Work instructions :: Find how many lines in the data below mention "Ctrl". Give the number only.

Stored data entries:
****************

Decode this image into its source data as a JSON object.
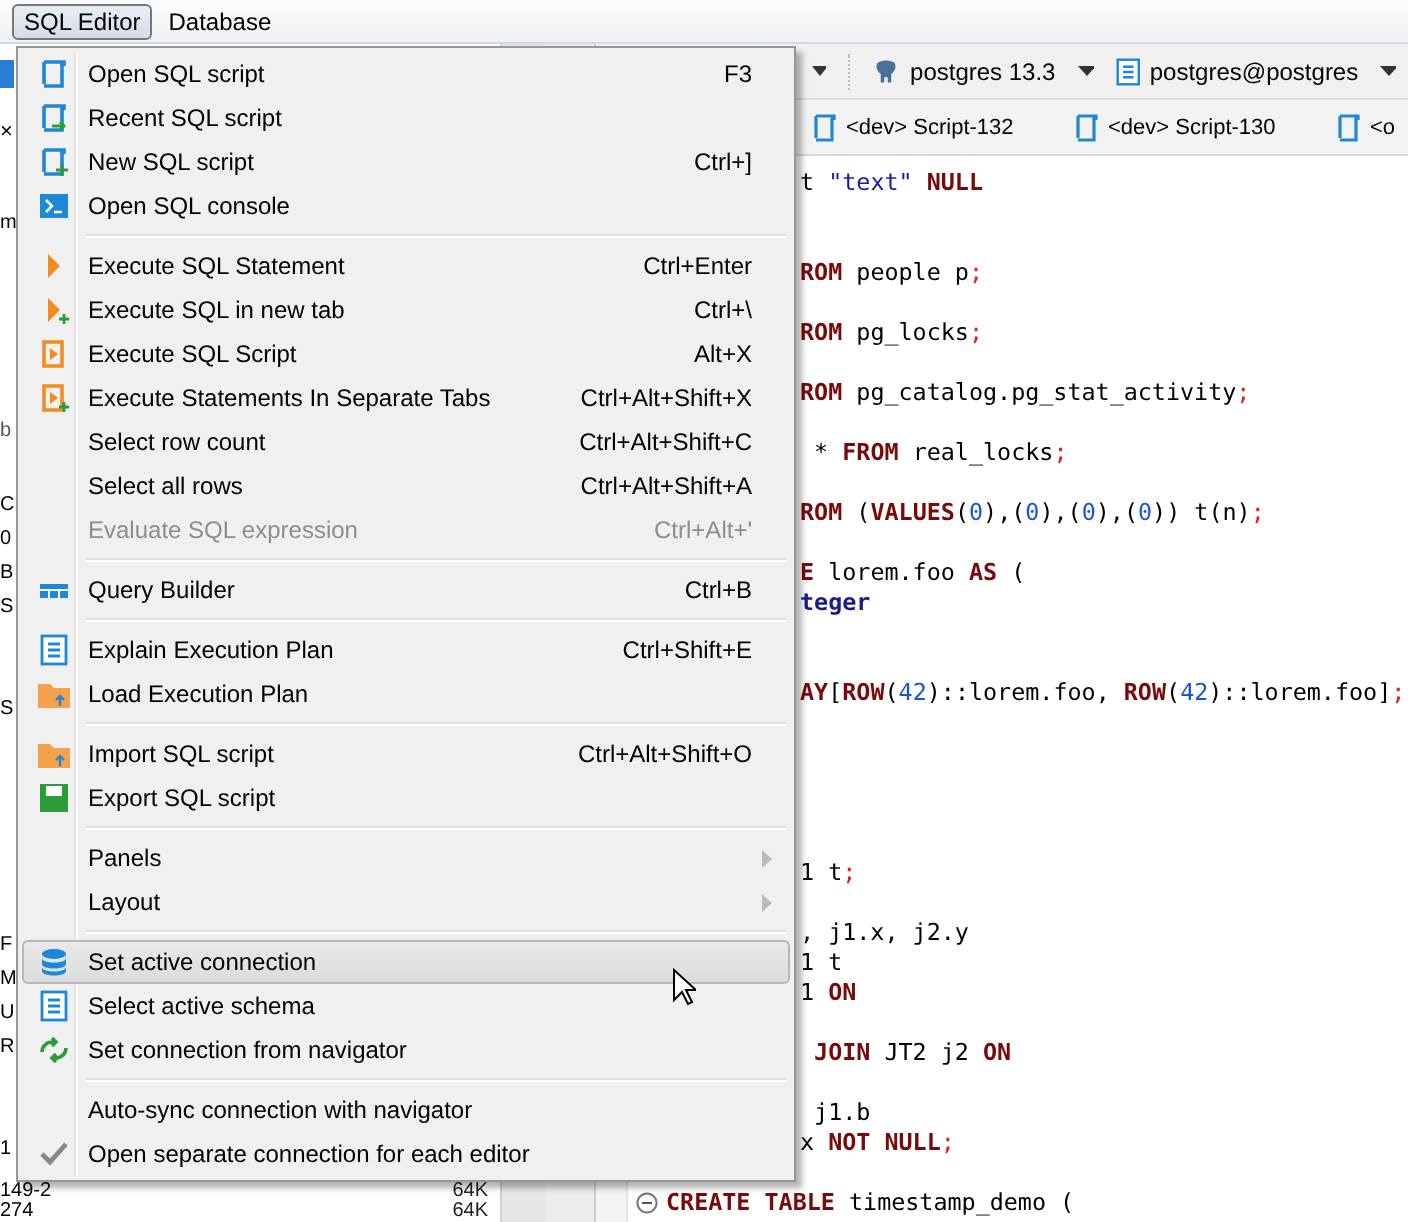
{
  "menubar": [
    {
      "label": "SQL Editor",
      "selected": true
    },
    {
      "label": "Database",
      "selected": false
    }
  ],
  "navigator": {
    "close": "×",
    "filter_fragment": "m",
    "header_fragment": "b",
    "rows": [
      {
        "name": "C"
      },
      {
        "name": "0"
      },
      {
        "name": "B"
      },
      {
        "name": "S"
      },
      {
        "name": "S"
      },
      {
        "name": "F"
      },
      {
        "name": "M"
      },
      {
        "name": "U"
      },
      {
        "name": "R"
      },
      {
        "name": "1"
      },
      {
        "name": "149-2",
        "size": "64K"
      },
      {
        "name": "274",
        "size": "64K"
      }
    ]
  },
  "toolbar": {
    "datasource": "postgres 13.3",
    "schema": "postgres@postgres"
  },
  "tabs": [
    {
      "label": "<dev> Script-132",
      "selected": false
    },
    {
      "label": "<dev> Script-130",
      "selected": false
    },
    {
      "label": "<o",
      "selected": false
    }
  ],
  "code": [
    {
      "kind": "partial",
      "tokens": [
        {
          "text": "t ",
          "kind": "plain"
        },
        {
          "text": "\"text\" ",
          "kind": "string"
        },
        {
          "text": "NULL",
          "kind": "keyword"
        }
      ]
    },
    {
      "kind": "partial",
      "tokens": [
        {
          "text": "ROM",
          "kind": "keyword"
        },
        {
          "text": " people p",
          "kind": "plain"
        },
        {
          "text": ";",
          "kind": "punct"
        }
      ]
    },
    {
      "kind": "partial",
      "tokens": [
        {
          "text": "ROM",
          "kind": "keyword"
        },
        {
          "text": " pg_locks",
          "kind": "plain"
        },
        {
          "text": ";",
          "kind": "punct"
        }
      ]
    },
    {
      "kind": "partial",
      "tokens": [
        {
          "text": "ROM",
          "kind": "keyword"
        },
        {
          "text": " pg_catalog.pg_stat_activity",
          "kind": "plain"
        },
        {
          "text": ";",
          "kind": "punct"
        }
      ]
    },
    {
      "kind": "partial",
      "tokens": [
        {
          "text": " * ",
          "kind": "plain"
        },
        {
          "text": "FROM",
          "kind": "keyword"
        },
        {
          "text": " real_locks",
          "kind": "plain"
        },
        {
          "text": ";",
          "kind": "punct"
        }
      ]
    },
    {
      "kind": "partial",
      "tokens": [
        {
          "text": "ROM",
          "kind": "keyword"
        },
        {
          "text": " (",
          "kind": "plain"
        },
        {
          "text": "VALUES",
          "kind": "keyword"
        },
        {
          "text": "(",
          "kind": "plain"
        },
        {
          "text": "0",
          "kind": "number"
        },
        {
          "text": "),(",
          "kind": "plain"
        },
        {
          "text": "0",
          "kind": "number"
        },
        {
          "text": "),(",
          "kind": "plain"
        },
        {
          "text": "0",
          "kind": "number"
        },
        {
          "text": "),(",
          "kind": "plain"
        },
        {
          "text": "0",
          "kind": "number"
        },
        {
          "text": ")) t(n)",
          "kind": "plain"
        },
        {
          "text": ";",
          "kind": "punct"
        }
      ]
    },
    {
      "kind": "partial",
      "tokens": [
        {
          "text": "E",
          "kind": "keyword"
        },
        {
          "text": " lorem.foo ",
          "kind": "plain"
        },
        {
          "text": "AS",
          "kind": "keyword"
        },
        {
          "text": " (",
          "kind": "plain"
        }
      ]
    },
    {
      "kind": "partial",
      "tokens": [
        {
          "text": "teger",
          "kind": "type"
        }
      ]
    },
    {
      "kind": "partial",
      "tokens": [
        {
          "text": "AY",
          "kind": "keyword"
        },
        {
          "text": "[",
          "kind": "plain"
        },
        {
          "text": "ROW",
          "kind": "keyword"
        },
        {
          "text": "(",
          "kind": "plain"
        },
        {
          "text": "42",
          "kind": "number"
        },
        {
          "text": ")::lorem.foo, ",
          "kind": "plain"
        },
        {
          "text": "ROW",
          "kind": "keyword"
        },
        {
          "text": "(",
          "kind": "plain"
        },
        {
          "text": "42",
          "kind": "number"
        },
        {
          "text": ")::lorem.foo]",
          "kind": "plain"
        },
        {
          "text": ";",
          "kind": "punct"
        }
      ]
    },
    {
      "kind": "partial",
      "tokens": [
        {
          "text": "1 t",
          "kind": "plain"
        },
        {
          "text": ";",
          "kind": "punct"
        }
      ]
    },
    {
      "kind": "partial",
      "tokens": [
        {
          "text": ", j1.x, j2.y",
          "kind": "plain"
        }
      ]
    },
    {
      "kind": "partial",
      "tokens": [
        {
          "text": "1 t",
          "kind": "plain"
        }
      ]
    },
    {
      "kind": "partial",
      "tokens": [
        {
          "text": "1 ",
          "kind": "plain"
        },
        {
          "text": "ON",
          "kind": "keyword"
        }
      ]
    },
    {
      "kind": "partial",
      "tokens": [
        {
          "text": " JOIN",
          "kind": "keyword"
        },
        {
          "text": " JT2 j2 ",
          "kind": "plain"
        },
        {
          "text": "ON",
          "kind": "keyword"
        }
      ]
    },
    {
      "kind": "partial",
      "tokens": [
        {
          "text": " j1.b",
          "kind": "plain"
        }
      ]
    },
    {
      "kind": "partial",
      "tokens": [
        {
          "text": "x ",
          "kind": "plain"
        },
        {
          "text": "NOT NULL",
          "kind": "keyword"
        },
        {
          "text": ";",
          "kind": "punct"
        }
      ]
    },
    {
      "kind": "full",
      "tokens": [
        {
          "text": "CREATE TABLE",
          "kind": "keyword"
        },
        {
          "text": " timestamp_demo (",
          "kind": "plain"
        }
      ]
    }
  ],
  "menu": [
    [
      {
        "label": "Open SQL script",
        "kind": "script",
        "shortcut": "F3",
        "disabled": false,
        "selected": false
      },
      {
        "label": "Recent SQL script",
        "kind": "script-arrow",
        "disabled": false,
        "selected": false
      },
      {
        "label": "New SQL script",
        "kind": "script-plus",
        "shortcut": "Ctrl+]",
        "disabled": false,
        "selected": false
      },
      {
        "label": "Open SQL console",
        "kind": "console",
        "disabled": false,
        "selected": false
      }
    ],
    [
      {
        "label": "Execute SQL Statement",
        "kind": "play",
        "shortcut": "Ctrl+Enter",
        "disabled": false,
        "selected": false
      },
      {
        "label": "Execute SQL in new tab",
        "kind": "play-plus",
        "shortcut": "Ctrl+\\",
        "disabled": false,
        "selected": false
      },
      {
        "label": "Execute SQL Script",
        "kind": "script-play",
        "shortcut": "Alt+X",
        "disabled": false,
        "selected": false
      },
      {
        "label": "Execute Statements In Separate Tabs",
        "kind": "script-play-plus",
        "shortcut": "Ctrl+Alt+Shift+X",
        "disabled": false,
        "selected": false
      },
      {
        "label": "Select row count",
        "kind": "plain",
        "shortcut": "Ctrl+Alt+Shift+C",
        "disabled": false,
        "selected": false
      },
      {
        "label": "Select all rows",
        "kind": "plain",
        "shortcut": "Ctrl+Alt+Shift+A",
        "disabled": false,
        "selected": false
      },
      {
        "label": "Evaluate SQL expression",
        "kind": "plain",
        "shortcut": "Ctrl+Alt+'",
        "disabled": true,
        "selected": false
      }
    ],
    [
      {
        "label": "Query Builder",
        "kind": "builder",
        "shortcut": "Ctrl+B",
        "disabled": false,
        "selected": false
      }
    ],
    [
      {
        "label": "Explain Execution Plan",
        "kind": "plan",
        "shortcut": "Ctrl+Shift+E",
        "disabled": false,
        "selected": false
      },
      {
        "label": "Load Execution Plan",
        "kind": "folder",
        "disabled": false,
        "selected": false
      }
    ],
    [
      {
        "label": "Import SQL script",
        "kind": "folder",
        "shortcut": "Ctrl+Alt+Shift+O",
        "disabled": false,
        "selected": false
      },
      {
        "label": "Export SQL script",
        "kind": "save",
        "disabled": false,
        "selected": false
      }
    ],
    [
      {
        "label": "Panels",
        "kind": "submenu",
        "disabled": false,
        "selected": false
      },
      {
        "label": "Layout",
        "kind": "submenu",
        "disabled": false,
        "selected": false
      }
    ],
    [
      {
        "label": "Set active connection",
        "kind": "database",
        "disabled": false,
        "selected": true
      },
      {
        "label": "Select active schema",
        "kind": "schema",
        "disabled": false,
        "selected": false
      },
      {
        "label": "Set connection from navigator",
        "kind": "sync",
        "disabled": false,
        "selected": false
      }
    ],
    [
      {
        "label": "Auto-sync connection with navigator",
        "kind": "check",
        "checked": false,
        "disabled": false,
        "selected": false
      },
      {
        "label": "Open separate connection for each editor",
        "kind": "check",
        "checked": true,
        "disabled": false,
        "selected": false
      }
    ]
  ]
}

****************

Solution for this task :: 10